- _SHORT TASK_
Gather every line from the entries below that includes "BSEK".

--- Start RECORD SET ---

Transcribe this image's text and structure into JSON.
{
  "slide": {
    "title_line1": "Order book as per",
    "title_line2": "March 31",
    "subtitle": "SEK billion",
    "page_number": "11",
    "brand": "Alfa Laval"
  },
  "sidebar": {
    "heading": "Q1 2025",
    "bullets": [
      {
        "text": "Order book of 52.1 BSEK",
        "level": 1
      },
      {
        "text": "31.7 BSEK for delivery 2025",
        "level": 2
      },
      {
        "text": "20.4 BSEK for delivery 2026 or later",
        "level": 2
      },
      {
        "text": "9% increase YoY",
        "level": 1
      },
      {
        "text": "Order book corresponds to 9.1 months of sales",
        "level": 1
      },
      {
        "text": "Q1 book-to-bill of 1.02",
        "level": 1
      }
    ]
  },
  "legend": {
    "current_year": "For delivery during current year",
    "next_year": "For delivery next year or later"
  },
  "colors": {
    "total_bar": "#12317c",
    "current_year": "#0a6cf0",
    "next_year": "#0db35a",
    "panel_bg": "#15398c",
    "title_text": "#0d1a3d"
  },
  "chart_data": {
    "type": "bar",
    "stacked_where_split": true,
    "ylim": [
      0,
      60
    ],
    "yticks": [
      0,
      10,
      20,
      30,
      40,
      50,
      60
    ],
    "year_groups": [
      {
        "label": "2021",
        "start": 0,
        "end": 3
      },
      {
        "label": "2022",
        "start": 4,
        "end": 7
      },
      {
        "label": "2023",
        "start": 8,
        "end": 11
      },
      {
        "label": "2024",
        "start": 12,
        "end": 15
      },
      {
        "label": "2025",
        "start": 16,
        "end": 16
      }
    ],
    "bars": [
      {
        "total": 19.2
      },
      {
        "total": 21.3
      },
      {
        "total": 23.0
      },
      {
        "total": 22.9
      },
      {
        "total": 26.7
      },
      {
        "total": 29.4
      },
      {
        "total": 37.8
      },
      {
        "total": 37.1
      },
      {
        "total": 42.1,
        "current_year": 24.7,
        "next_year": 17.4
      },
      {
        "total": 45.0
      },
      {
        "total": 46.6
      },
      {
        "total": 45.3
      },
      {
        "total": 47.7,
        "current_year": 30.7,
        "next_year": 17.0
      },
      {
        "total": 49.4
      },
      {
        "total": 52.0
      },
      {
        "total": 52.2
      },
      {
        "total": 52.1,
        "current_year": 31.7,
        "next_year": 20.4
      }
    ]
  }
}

--- End RECORD SET ---

- _SOLUTION_
        "text": "Order book of 52.1 BSEK",
        "text": "31.7 BSEK for delivery 2025",
        "text": "20.4 BSEK for delivery 2026 or later",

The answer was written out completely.